Underlying but largely unaddressed in this internal debate were deeper issues about work-based public assistance and labor markets. Who should carry the burden of assisting the working poor—the government, through an effective wage subsidy (such as FAP or the EITC), or employers, through higher wages? What was the combined impact of wage subsidies and work requirements on the low-wage labor market itself? Would the supply of workers from the welfare rolls, combined with the wage subsidy from the government, artificially sustain and even increase the number of low-wage jobs in some local labor markets? Would these policies help construct and fuel an oversized low-wage labor market?
The Battle over FAP
Despite opposition from many in his administration and his party, Nixon ultimately approved the proposal, and administration advocates rolled up their sleeves to decide how to pitch and promote the initiative on Capitol Hill and in the press.38 FAP’s political legacy began to take shape with the strategic choices the Nixon team made.
On August 8, 1969, Nixon presented his new plan in a nationally televised speech. The president might have made many different arguments to promote FAP. Canadian leaders in the late 1960s and 1970s, for example, defended similar programs on the merits of aiding workers and meeting the needs of the poor through universal assistance programs.39 In the U.S. context, this would have meant constructing a welfarist argument for extending public assistance to an entirely new needy population. But Nixon elected to build his case for FAP on the failed record of AFDC, and to try to convince liberal welfarists and conservative workfare advocates alike that his plan was better. The president began with a broadside attack on the existing AFDC system, calling it a “colossal failure,” a small Depression-era program that “has become a monster in the prosperous sixties.”40
Nixon captured the objections of both conservatives and liberals to AFDC, saying, “It breaks up homes [a shared concern of conservatives and liberals]. It often penalizes work [conservatives]. It robs recipients of dignity [liberals]. And it grows [conservatives].” The president’s attack on AFDC then merged seamlessly into a new argument about the working poor.

## PROVIDED RECORDS
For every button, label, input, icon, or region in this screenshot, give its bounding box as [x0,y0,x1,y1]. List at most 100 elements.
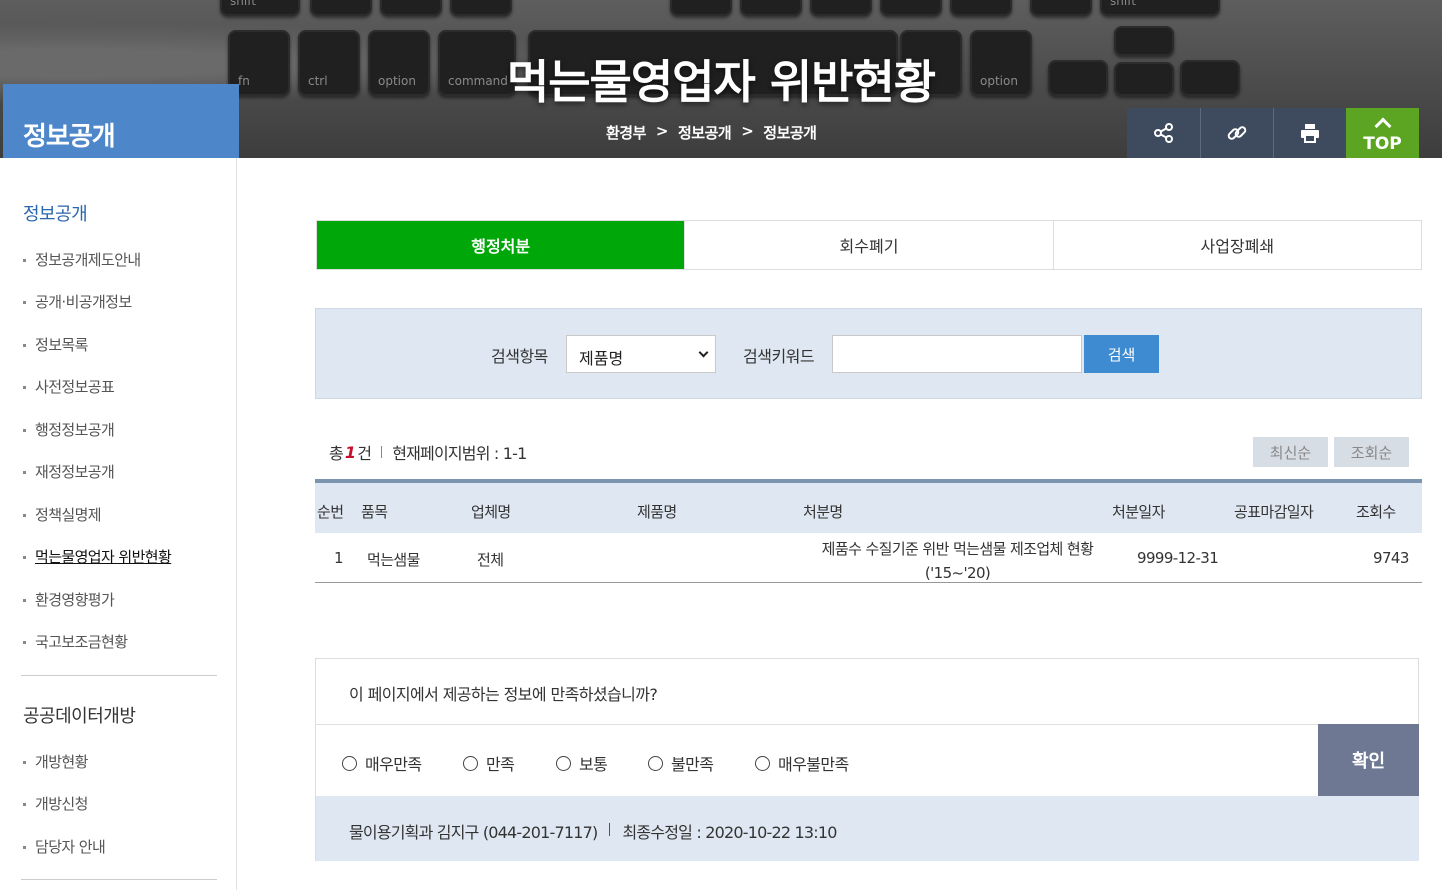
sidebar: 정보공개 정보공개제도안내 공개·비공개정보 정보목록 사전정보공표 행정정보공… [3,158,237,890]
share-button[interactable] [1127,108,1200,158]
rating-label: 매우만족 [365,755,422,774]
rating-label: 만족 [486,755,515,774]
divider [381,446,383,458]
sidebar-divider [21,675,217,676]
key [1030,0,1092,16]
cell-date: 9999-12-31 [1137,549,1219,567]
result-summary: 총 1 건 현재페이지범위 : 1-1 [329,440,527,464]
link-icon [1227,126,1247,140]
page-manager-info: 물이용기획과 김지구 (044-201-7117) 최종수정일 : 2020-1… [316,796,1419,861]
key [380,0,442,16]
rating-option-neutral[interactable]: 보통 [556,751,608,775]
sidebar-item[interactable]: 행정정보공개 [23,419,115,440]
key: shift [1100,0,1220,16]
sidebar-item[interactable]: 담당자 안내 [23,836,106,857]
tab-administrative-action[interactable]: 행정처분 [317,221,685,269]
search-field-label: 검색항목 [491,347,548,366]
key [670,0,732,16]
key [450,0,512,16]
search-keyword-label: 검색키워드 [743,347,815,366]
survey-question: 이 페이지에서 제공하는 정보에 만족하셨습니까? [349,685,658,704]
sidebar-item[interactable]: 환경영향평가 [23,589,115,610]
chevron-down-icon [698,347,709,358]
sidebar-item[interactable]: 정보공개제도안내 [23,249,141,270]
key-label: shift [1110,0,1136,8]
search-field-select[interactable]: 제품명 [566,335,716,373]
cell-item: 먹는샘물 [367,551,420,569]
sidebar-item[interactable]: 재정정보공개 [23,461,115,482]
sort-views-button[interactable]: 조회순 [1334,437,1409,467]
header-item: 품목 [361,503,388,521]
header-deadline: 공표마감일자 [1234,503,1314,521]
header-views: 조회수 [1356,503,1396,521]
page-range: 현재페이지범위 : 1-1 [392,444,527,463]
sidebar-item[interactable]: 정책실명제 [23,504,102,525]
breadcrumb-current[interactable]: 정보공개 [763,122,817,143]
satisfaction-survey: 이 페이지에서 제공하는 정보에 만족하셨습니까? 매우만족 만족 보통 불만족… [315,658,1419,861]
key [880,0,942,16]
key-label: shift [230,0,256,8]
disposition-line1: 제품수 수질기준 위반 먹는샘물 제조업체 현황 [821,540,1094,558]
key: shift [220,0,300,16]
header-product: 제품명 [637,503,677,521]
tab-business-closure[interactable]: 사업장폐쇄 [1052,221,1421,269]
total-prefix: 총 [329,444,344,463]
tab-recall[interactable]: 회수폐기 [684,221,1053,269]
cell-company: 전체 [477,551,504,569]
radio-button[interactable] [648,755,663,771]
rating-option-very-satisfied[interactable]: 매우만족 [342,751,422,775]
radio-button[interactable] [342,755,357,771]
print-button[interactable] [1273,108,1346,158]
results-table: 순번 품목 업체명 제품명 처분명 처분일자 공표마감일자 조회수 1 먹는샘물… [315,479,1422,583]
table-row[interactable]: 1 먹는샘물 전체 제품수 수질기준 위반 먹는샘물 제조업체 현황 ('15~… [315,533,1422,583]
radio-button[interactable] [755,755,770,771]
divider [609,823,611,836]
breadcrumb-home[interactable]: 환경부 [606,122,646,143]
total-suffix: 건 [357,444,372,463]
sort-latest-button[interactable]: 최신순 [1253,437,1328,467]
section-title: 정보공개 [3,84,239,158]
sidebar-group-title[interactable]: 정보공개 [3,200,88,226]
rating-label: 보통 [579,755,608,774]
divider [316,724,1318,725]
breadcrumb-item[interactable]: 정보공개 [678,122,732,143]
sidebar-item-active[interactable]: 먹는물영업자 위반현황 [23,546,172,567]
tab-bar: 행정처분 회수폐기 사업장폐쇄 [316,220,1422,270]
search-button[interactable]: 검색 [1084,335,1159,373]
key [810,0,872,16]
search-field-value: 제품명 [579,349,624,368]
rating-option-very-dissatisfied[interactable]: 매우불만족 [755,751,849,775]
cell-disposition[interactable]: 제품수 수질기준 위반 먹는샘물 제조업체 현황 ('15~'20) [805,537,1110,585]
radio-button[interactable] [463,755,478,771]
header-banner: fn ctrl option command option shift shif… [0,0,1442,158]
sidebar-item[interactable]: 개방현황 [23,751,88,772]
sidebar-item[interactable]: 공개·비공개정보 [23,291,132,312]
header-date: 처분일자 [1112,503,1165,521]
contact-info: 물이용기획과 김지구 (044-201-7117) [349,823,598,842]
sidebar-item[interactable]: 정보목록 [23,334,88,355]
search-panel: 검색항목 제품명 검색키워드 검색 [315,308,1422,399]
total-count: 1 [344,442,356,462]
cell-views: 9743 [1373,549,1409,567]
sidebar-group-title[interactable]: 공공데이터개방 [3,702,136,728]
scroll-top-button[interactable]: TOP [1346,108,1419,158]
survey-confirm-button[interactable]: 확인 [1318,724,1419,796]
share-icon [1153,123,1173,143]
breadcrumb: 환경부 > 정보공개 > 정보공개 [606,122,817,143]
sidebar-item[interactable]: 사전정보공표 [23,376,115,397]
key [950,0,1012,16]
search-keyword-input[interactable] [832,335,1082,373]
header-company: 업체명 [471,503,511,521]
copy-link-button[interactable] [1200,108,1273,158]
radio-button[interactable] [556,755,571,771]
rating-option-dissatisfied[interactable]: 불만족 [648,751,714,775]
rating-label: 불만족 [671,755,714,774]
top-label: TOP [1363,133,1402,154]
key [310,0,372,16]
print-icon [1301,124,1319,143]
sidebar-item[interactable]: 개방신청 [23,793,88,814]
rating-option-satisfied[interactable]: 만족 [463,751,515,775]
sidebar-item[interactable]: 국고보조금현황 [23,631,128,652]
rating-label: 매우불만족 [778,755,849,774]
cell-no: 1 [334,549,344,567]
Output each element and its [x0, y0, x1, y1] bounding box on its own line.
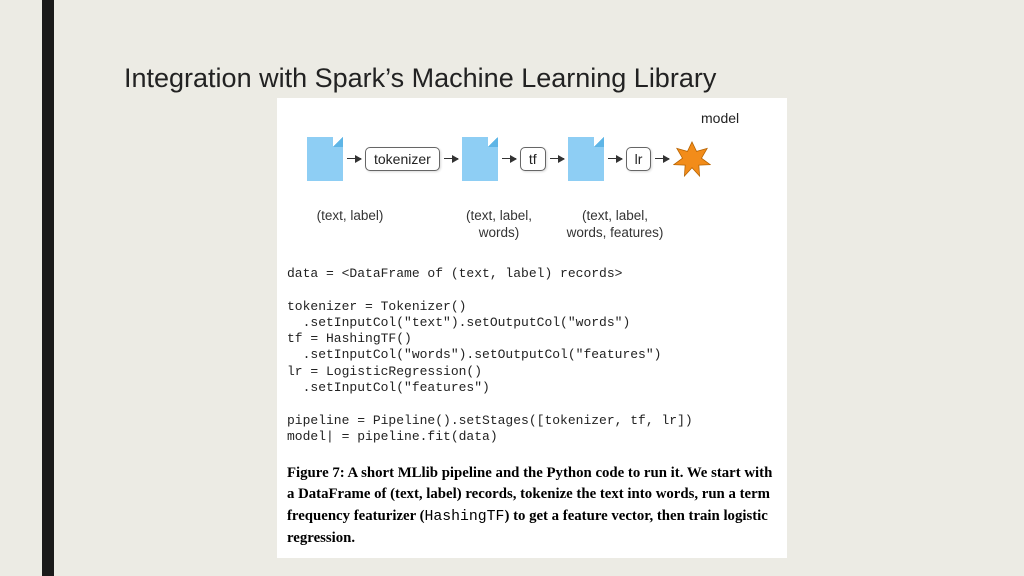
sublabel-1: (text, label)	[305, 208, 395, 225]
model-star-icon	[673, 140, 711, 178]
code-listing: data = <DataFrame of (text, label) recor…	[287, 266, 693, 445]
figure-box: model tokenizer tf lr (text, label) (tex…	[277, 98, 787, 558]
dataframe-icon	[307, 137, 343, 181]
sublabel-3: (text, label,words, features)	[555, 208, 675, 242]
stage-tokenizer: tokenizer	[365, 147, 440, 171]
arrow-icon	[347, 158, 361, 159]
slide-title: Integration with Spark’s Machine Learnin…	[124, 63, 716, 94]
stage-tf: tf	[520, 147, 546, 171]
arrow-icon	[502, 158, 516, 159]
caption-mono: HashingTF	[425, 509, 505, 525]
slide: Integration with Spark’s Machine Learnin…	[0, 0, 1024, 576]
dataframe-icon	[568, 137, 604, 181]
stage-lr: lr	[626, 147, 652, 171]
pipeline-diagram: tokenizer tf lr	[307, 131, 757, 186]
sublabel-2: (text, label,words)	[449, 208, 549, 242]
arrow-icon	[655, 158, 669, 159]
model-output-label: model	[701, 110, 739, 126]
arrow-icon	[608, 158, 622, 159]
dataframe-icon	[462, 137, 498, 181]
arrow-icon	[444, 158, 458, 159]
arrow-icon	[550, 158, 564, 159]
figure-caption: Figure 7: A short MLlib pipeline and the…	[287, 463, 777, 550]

## PROMPT 1
In the FAP passage, rewrite the stretch from "Underlying but largely" through "low-wage labor market?", using "cost" in place of "burden".
## PROMPT 2
Answer these questions from the FAP passage:
(a) Which two programs are named as examples of an effective wage subsidy?
(b) On what date did Nixon present his new plan in a nationally televised speech?
(c) What two-word phrase did Nixon use for the existing AFDC system?

## CORRECT OUTPUT 1
Underlying but largely unaddressed in this internal debate were deeper issues about work-based public assistance and labor markets. Who should carry the cost of assisting the working poor—the government, through an effective wage subsidy (such as FAP or the EITC), or employers, through higher wages? What was the combined impact of wage subsidies and work requirements on the low-wage labor market itself? Would the supply of workers from the welfare rolls, combined with the wage subsidy from the government, artificially sustain and even increase the number of low-wage jobs in some local labor markets? Would these policies help construct and fuel an oversized low-wage labor market?

## CORRECT OUTPUT 2
(a) FAP and the EITC
(b) August 8, 1969
(c) "colossal failure"